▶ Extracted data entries
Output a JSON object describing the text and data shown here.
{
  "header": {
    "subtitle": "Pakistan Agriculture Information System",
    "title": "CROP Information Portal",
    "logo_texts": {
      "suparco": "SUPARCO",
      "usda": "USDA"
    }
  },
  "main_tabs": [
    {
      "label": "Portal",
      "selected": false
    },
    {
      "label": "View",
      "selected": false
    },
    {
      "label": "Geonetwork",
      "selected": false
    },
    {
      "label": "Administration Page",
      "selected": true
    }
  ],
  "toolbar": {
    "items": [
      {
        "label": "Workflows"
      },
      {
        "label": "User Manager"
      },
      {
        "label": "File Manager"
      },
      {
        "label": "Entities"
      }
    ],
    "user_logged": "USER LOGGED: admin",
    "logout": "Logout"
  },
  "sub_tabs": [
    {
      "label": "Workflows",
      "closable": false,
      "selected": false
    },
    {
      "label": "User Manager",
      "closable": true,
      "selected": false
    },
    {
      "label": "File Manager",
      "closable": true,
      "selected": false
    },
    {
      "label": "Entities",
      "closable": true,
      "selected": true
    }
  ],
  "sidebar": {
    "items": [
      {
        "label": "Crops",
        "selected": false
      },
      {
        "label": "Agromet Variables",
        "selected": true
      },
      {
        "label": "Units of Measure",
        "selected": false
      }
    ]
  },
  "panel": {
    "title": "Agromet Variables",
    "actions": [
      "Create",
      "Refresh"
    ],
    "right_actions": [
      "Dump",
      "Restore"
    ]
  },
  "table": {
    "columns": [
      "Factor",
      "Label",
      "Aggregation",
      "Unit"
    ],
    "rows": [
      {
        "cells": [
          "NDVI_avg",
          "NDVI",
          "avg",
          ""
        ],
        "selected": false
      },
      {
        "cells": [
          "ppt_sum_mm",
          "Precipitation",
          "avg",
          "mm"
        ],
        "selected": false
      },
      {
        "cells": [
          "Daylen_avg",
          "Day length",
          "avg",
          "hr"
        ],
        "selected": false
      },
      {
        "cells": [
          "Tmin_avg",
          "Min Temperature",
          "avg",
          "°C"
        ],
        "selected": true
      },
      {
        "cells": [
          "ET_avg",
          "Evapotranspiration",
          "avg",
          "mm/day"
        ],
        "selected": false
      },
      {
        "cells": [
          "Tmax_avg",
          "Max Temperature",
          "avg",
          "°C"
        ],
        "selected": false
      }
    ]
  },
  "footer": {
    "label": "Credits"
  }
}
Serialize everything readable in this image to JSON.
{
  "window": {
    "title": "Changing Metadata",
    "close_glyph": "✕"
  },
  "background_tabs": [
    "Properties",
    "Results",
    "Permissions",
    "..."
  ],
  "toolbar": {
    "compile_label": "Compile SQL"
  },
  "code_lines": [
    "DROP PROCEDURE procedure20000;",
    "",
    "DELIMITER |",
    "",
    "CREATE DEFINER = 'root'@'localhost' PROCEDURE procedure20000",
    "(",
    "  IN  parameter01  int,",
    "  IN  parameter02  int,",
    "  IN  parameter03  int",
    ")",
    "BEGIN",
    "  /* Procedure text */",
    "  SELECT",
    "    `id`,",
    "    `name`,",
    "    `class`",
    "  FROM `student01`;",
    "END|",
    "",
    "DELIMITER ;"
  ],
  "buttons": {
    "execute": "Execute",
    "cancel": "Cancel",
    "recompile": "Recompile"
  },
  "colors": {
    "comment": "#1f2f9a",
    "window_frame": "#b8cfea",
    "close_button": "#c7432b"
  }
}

▶ TASK TO CARRY OUT
Copy each line above that contains the word "Information".

▶ RESULT OF THE EXERCISE
    "subtitle": "Pakistan Agriculture Information System",
    "title": "CROP Information Portal",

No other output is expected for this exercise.